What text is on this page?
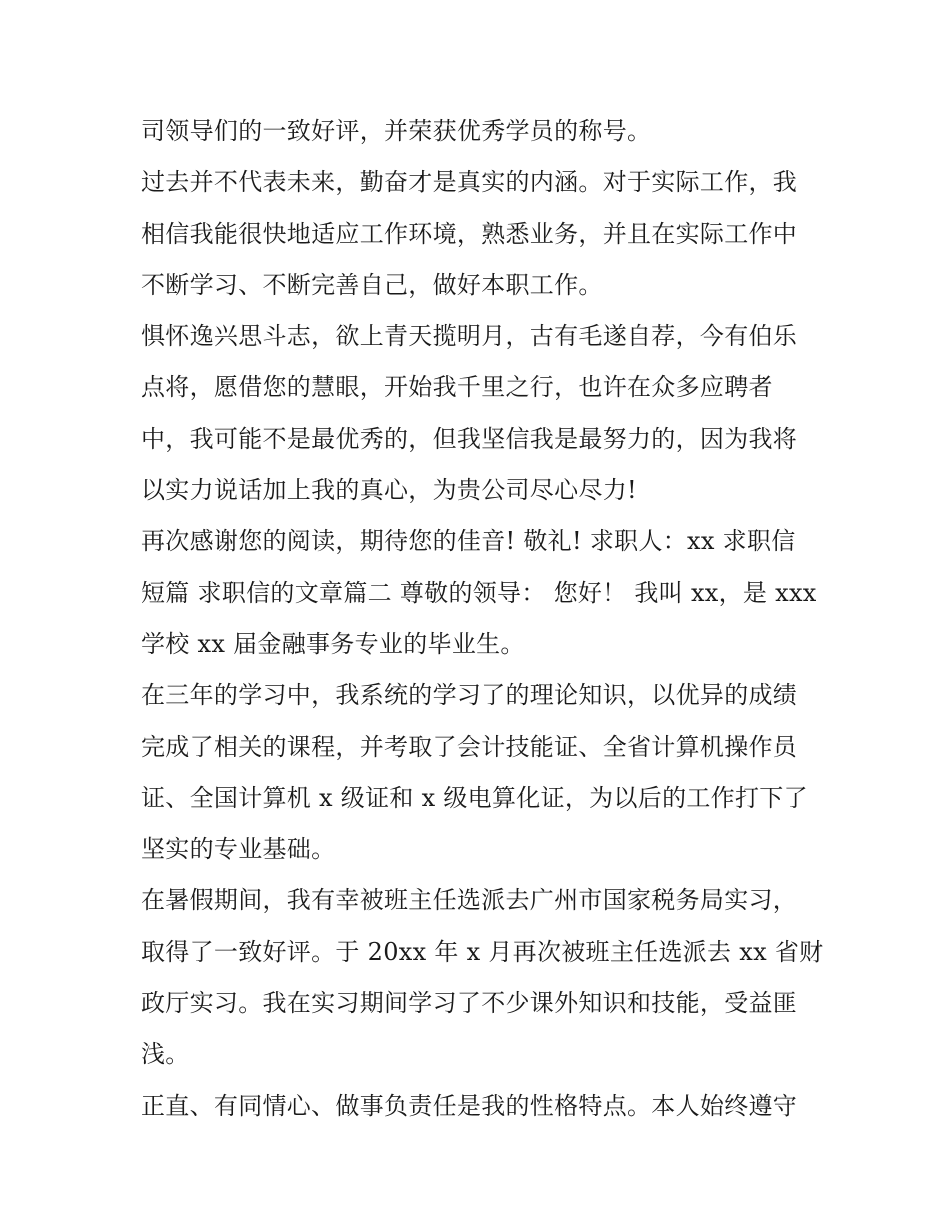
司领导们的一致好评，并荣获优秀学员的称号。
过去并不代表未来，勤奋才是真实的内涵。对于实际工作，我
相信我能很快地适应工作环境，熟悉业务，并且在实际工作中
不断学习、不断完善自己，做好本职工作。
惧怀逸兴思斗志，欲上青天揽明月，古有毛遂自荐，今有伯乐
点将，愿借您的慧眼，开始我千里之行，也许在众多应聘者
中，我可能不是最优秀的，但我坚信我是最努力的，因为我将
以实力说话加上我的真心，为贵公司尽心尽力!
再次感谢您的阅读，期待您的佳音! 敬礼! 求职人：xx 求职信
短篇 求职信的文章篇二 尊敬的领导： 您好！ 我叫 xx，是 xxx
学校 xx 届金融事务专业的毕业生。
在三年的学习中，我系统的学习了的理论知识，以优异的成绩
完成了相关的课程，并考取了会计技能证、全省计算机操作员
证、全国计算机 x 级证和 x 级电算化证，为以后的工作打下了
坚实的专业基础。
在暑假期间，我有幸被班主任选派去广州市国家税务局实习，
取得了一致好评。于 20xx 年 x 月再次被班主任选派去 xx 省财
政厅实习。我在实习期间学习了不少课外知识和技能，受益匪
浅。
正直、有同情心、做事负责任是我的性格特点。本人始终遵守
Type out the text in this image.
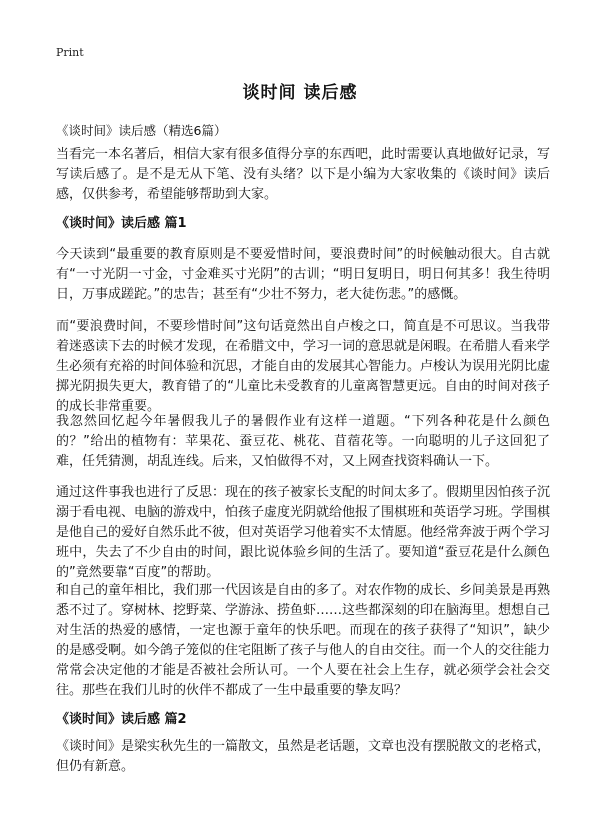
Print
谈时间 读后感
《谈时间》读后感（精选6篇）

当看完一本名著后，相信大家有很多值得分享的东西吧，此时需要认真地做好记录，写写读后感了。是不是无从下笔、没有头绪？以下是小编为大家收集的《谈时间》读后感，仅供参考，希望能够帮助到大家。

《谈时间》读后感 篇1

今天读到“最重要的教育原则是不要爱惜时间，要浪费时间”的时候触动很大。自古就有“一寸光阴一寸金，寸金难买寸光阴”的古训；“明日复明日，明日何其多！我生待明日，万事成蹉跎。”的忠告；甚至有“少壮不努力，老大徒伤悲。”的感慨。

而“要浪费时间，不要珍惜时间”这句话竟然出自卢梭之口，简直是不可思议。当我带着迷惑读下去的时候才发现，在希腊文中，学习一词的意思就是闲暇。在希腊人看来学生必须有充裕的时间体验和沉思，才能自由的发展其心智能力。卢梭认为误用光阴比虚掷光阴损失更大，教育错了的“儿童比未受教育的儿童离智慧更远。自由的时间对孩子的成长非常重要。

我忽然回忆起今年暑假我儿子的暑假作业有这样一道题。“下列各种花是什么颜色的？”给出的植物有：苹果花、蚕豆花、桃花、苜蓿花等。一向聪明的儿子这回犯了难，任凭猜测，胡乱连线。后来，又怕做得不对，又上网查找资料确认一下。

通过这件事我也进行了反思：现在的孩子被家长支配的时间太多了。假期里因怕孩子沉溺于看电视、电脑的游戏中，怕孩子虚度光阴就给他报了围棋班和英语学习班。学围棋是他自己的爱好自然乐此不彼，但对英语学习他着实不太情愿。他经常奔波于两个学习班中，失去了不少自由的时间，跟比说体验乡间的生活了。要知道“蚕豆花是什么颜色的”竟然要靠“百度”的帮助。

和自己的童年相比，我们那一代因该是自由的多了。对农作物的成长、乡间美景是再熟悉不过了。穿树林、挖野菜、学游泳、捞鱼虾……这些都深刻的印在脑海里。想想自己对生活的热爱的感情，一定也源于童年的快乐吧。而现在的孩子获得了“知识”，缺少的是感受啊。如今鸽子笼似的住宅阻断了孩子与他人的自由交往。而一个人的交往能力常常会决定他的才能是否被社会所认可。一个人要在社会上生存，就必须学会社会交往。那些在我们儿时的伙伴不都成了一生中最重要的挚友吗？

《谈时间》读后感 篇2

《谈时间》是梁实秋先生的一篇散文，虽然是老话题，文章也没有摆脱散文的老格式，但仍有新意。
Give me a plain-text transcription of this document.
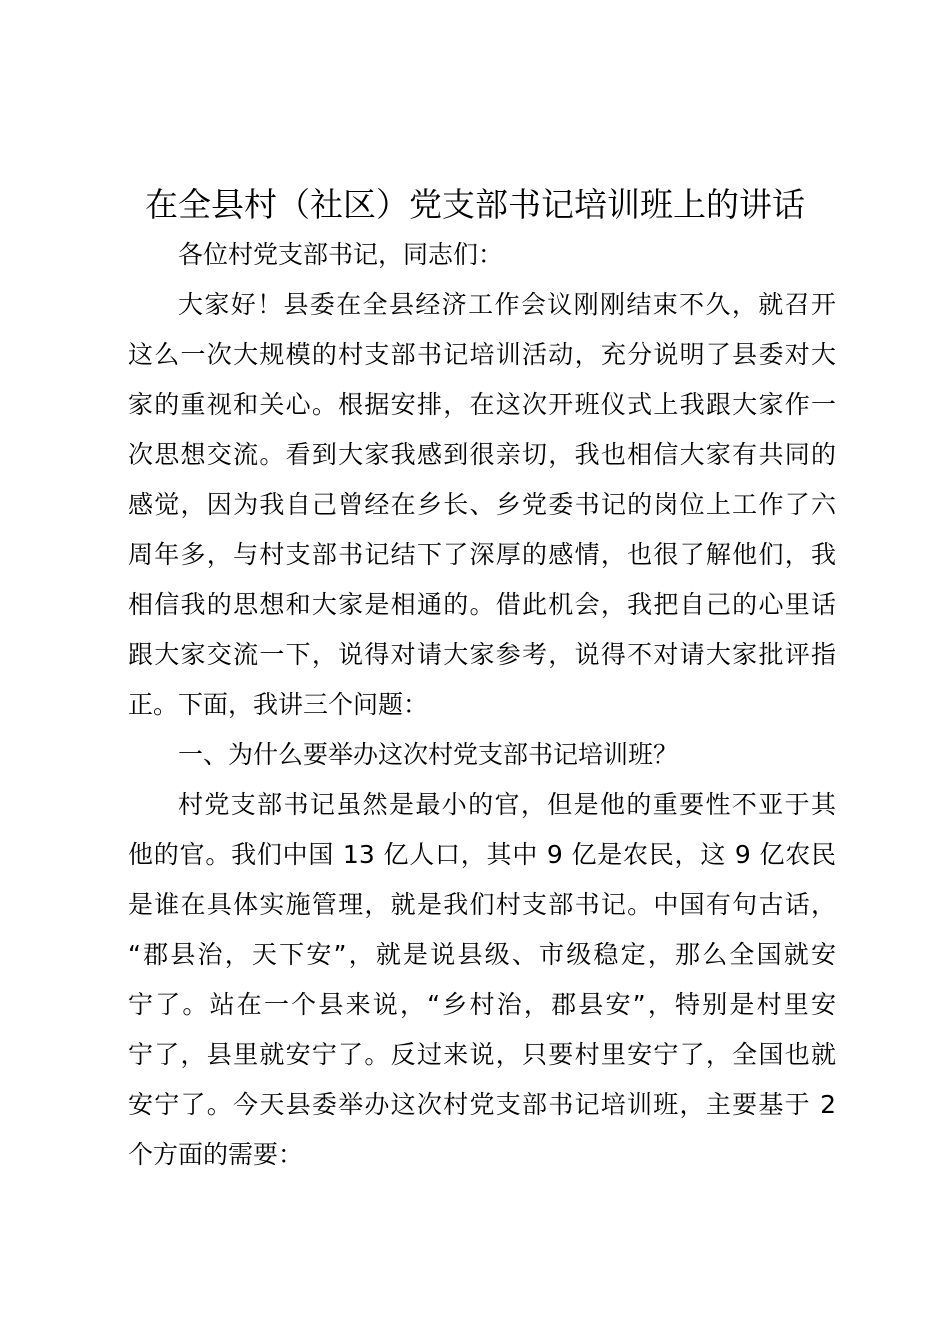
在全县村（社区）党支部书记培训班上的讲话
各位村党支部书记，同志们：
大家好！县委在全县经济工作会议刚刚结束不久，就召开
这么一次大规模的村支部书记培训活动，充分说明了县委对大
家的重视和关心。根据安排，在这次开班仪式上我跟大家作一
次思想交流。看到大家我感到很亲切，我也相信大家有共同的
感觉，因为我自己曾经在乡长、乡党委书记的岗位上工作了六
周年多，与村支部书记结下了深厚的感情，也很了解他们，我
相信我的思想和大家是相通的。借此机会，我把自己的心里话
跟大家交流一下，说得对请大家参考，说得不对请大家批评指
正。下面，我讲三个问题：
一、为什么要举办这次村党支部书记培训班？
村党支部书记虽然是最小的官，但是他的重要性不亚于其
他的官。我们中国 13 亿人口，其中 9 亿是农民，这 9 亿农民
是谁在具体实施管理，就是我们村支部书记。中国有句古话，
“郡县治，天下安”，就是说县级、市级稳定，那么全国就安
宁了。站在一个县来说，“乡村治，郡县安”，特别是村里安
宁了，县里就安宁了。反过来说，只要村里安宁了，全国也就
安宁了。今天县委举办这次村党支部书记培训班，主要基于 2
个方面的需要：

^^^^^^^^^^^^^^^^

_Prompt_
Transcribe every record above exactly, leaving out the pictures.

_Output_
What text is on this page?
司领导们的一致好评，并荣获优秀学员的称号。
过去并不代表未来，勤奋才是真实的内涵。对于实际工作，我
相信我能很快地适应工作环境，熟悉业务，并且在实际工作中
不断学习、不断完善自己，做好本职工作。
惧怀逸兴思斗志，欲上青天揽明月，古有毛遂自荐，今有伯乐
点将，愿借您的慧眼，开始我千里之行，也许在众多应聘者
中，我可能不是最优秀的，但我坚信我是最努力的，因为我将
以实力说话加上我的真心，为贵公司尽心尽力!
再次感谢您的阅读，期待您的佳音! 敬礼! 求职人：xx 求职信
短篇 求职信的文章篇二 尊敬的领导： 您好！ 我叫 xx，是 xxx
学校 xx 届金融事务专业的毕业生。
在三年的学习中，我系统的学习了的理论知识，以优异的成绩
完成了相关的课程，并考取了会计技能证、全省计算机操作员
证、全国计算机 x 级证和 x 级电算化证，为以后的工作打下了
坚实的专业基础。
在暑假期间，我有幸被班主任选派去广州市国家税务局实习，
取得了一致好评。于 20xx 年 x 月再次被班主任选派去 xx 省财
政厅实习。我在实习期间学习了不少课外知识和技能，受益匪
浅。
正直、有同情心、做事负责任是我的性格特点。本人始终遵守
Type out the text in this image.
Print
谈时间 读后感
《谈时间》读后感（精选6篇）

当看完一本名著后，相信大家有很多值得分享的东西吧，此时需要认真地做好记录，写写读后感了。是不是无从下笔、没有头绪？以下是小编为大家收集的《谈时间》读后感，仅供参考，希望能够帮助到大家。

《谈时间》读后感 篇1

今天读到“最重要的教育原则是不要爱惜时间，要浪费时间”的时候触动很大。自古就有“一寸光阴一寸金，寸金难买寸光阴”的古训；“明日复明日，明日何其多！我生待明日，万事成蹉跎。”的忠告；甚至有“少壮不努力，老大徒伤悲。”的感慨。

而“要浪费时间，不要珍惜时间”这句话竟然出自卢梭之口，简直是不可思议。当我带着迷惑读下去的时候才发现，在希腊文中，学习一词的意思就是闲暇。在希腊人看来学生必须有充裕的时间体验和沉思，才能自由的发展其心智能力。卢梭认为误用光阴比虚掷光阴损失更大，教育错了的“儿童比未受教育的儿童离智慧更远。自由的时间对孩子的成长非常重要。

我忽然回忆起今年暑假我儿子的暑假作业有这样一道题。“下列各种花是什么颜色的？”给出的植物有：苹果花、蚕豆花、桃花、苜蓿花等。一向聪明的儿子这回犯了难，任凭猜测，胡乱连线。后来，又怕做得不对，又上网查找资料确认一下。

通过这件事我也进行了反思：现在的孩子被家长支配的时间太多了。假期里因怕孩子沉溺于看电视、电脑的游戏中，怕孩子虚度光阴就给他报了围棋班和英语学习班。学围棋是他自己的爱好自然乐此不彼，但对英语学习他着实不太情愿。他经常奔波于两个学习班中，失去了不少自由的时间，跟比说体验乡间的生活了。要知道“蚕豆花是什么颜色的”竟然要靠“百度”的帮助。

和自己的童年相比，我们那一代因该是自由的多了。对农作物的成长、乡间美景是再熟悉不过了。穿树林、挖野菜、学游泳、捞鱼虾……这些都深刻的印在脑海里。想想自己对生活的热爱的感情，一定也源于童年的快乐吧。而现在的孩子获得了“知识”，缺少的是感受啊。如今鸽子笼似的住宅阻断了孩子与他人的自由交往。而一个人的交往能力常常会决定他的才能是否被社会所认可。一个人要在社会上生存，就必须学会社会交往。那些在我们儿时的伙伴不都成了一生中最重要的挚友吗？

《谈时间》读后感 篇2

《谈时间》是梁实秋先生的一篇散文，虽然是老话题，文章也没有摆脱散文的老格式，但仍有新意。
Give me a plain-text transcription of this document.
在全县村（社区）党支部书记培训班上的讲话
各位村党支部书记，同志们：
大家好！县委在全县经济工作会议刚刚结束不久，就召开
这么一次大规模的村支部书记培训活动，充分说明了县委对大
家的重视和关心。根据安排，在这次开班仪式上我跟大家作一
次思想交流。看到大家我感到很亲切，我也相信大家有共同的
感觉，因为我自己曾经在乡长、乡党委书记的岗位上工作了六
周年多，与村支部书记结下了深厚的感情，也很了解他们，我
相信我的思想和大家是相通的。借此机会，我把自己的心里话
跟大家交流一下，说得对请大家参考，说得不对请大家批评指
正。下面，我讲三个问题：
一、为什么要举办这次村党支部书记培训班？
村党支部书记虽然是最小的官，但是他的重要性不亚于其
他的官。我们中国 13 亿人口，其中 9 亿是农民，这 9 亿农民
是谁在具体实施管理，就是我们村支部书记。中国有句古话，
“郡县治，天下安”，就是说县级、市级稳定，那么全国就安
宁了。站在一个县来说，“乡村治，郡县安”，特别是村里安
宁了，县里就安宁了。反过来说，只要村里安宁了，全国也就
安宁了。今天县委举办这次村党支部书记培训班，主要基于 2
个方面的需要：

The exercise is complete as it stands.